**Directions**
For each line below that includes the word "Masataka", make a copy.
==================================================
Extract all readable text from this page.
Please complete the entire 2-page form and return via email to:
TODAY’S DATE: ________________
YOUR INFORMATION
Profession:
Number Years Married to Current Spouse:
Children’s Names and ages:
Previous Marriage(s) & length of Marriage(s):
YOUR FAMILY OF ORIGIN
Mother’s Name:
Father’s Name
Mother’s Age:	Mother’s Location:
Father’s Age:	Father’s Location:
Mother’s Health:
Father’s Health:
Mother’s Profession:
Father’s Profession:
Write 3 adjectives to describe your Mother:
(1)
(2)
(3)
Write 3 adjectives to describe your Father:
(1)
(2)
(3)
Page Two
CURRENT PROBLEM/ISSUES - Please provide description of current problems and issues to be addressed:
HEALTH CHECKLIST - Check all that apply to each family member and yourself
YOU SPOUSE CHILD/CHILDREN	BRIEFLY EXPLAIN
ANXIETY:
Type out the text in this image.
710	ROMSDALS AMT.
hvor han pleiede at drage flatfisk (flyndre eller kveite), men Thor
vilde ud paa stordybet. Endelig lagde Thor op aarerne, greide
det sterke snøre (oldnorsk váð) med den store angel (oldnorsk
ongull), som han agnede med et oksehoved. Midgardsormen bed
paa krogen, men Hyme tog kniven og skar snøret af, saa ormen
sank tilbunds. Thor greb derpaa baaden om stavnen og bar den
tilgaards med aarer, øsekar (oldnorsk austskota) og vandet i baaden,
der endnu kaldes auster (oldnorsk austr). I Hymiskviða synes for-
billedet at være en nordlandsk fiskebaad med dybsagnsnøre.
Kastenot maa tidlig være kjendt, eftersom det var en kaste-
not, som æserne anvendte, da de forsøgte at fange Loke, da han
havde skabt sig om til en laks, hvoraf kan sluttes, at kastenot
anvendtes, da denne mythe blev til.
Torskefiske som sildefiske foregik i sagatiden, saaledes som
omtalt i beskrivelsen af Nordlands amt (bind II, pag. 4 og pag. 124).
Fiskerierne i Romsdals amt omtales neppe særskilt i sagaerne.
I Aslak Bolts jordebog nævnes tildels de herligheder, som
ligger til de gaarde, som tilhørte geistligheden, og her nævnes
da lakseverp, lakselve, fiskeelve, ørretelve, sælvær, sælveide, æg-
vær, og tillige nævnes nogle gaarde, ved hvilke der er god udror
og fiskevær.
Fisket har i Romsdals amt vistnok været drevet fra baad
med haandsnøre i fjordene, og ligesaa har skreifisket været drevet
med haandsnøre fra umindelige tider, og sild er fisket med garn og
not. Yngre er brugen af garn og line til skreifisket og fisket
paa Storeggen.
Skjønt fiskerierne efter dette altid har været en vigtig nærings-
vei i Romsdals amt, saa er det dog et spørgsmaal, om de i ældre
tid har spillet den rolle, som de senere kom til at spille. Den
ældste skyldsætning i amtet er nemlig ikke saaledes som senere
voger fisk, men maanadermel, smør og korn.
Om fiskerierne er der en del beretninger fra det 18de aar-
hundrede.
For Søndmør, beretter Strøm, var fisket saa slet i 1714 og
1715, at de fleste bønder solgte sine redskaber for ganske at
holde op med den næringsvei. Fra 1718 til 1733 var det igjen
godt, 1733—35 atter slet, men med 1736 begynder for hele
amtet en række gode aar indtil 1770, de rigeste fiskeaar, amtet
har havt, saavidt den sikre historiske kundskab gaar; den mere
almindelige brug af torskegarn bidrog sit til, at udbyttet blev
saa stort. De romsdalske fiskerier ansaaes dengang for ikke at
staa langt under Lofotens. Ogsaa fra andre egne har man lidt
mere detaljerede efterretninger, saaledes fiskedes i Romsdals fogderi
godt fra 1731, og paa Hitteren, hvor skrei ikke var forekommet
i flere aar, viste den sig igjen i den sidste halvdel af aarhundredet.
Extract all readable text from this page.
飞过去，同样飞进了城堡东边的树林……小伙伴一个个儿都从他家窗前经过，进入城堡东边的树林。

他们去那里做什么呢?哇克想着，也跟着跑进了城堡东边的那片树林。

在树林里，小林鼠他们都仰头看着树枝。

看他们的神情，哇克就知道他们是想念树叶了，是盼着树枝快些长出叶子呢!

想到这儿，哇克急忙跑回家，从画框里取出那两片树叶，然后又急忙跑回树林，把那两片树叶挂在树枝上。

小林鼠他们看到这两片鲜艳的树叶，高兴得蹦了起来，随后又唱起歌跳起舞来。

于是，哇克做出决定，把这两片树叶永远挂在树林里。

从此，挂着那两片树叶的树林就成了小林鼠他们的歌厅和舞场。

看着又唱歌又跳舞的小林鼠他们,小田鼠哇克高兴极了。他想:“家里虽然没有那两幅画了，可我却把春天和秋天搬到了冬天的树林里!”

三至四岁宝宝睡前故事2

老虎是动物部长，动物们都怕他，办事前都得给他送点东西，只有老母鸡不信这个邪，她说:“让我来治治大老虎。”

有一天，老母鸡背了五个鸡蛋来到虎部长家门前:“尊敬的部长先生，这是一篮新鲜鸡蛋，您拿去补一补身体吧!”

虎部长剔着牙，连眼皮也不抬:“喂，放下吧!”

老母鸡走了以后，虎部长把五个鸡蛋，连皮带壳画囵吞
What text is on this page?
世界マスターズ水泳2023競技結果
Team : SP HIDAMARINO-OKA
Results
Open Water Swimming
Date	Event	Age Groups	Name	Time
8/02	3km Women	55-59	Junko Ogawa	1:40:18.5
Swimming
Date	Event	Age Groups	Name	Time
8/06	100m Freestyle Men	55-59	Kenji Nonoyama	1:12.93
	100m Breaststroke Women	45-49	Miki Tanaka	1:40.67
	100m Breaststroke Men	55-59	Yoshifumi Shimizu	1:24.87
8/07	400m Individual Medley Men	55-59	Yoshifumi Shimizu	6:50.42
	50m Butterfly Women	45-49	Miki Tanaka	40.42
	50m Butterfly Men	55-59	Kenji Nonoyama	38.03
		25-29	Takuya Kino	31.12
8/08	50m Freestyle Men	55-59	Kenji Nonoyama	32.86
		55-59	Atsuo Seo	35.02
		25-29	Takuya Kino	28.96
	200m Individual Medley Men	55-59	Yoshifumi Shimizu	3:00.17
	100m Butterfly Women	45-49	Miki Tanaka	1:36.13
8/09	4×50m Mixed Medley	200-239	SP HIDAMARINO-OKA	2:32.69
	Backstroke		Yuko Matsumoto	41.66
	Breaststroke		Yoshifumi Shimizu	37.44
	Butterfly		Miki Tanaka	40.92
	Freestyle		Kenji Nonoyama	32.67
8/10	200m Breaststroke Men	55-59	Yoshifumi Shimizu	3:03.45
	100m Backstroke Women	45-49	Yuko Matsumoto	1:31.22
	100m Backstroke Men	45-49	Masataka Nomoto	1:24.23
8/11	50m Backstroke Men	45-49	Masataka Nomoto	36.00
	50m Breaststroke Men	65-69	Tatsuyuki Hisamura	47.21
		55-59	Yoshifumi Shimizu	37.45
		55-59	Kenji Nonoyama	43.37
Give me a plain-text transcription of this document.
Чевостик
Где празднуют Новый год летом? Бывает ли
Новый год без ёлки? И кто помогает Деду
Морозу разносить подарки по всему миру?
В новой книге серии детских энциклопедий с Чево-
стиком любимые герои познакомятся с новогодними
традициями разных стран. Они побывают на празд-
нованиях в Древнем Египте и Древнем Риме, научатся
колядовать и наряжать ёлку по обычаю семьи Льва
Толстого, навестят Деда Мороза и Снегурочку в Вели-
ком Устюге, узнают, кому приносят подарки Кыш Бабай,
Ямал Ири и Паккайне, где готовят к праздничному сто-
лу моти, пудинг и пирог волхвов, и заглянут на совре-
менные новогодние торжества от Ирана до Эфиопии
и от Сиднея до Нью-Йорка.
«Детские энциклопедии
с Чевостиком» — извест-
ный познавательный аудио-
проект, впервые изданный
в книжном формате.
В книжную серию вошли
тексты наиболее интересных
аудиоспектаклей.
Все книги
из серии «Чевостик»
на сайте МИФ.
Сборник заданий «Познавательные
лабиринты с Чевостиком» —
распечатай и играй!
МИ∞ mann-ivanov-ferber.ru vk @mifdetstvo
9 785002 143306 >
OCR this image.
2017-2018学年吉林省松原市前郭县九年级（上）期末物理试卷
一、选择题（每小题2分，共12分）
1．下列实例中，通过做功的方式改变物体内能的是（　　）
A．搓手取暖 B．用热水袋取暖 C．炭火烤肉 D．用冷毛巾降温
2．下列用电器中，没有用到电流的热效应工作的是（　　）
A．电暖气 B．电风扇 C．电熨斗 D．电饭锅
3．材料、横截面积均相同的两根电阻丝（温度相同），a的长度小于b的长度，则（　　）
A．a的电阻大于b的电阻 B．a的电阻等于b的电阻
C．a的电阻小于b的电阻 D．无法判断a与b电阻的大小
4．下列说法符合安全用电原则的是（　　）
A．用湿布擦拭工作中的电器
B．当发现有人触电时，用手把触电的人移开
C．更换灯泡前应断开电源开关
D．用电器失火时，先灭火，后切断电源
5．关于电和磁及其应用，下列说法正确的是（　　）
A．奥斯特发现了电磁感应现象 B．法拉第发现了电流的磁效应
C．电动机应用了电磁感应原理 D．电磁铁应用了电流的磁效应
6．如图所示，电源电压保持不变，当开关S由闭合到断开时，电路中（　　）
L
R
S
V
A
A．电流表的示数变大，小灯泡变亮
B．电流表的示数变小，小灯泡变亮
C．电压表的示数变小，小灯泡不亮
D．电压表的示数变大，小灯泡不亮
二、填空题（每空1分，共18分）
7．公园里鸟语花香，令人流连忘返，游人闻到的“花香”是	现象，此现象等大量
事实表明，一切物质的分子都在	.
==================================================
**Answer to this problem**
	100m Backstroke Men	45-49	Masataka Nomoto	1:24.23
8/11	50m Backstroke Men	45-49	Masataka Nomoto	36.00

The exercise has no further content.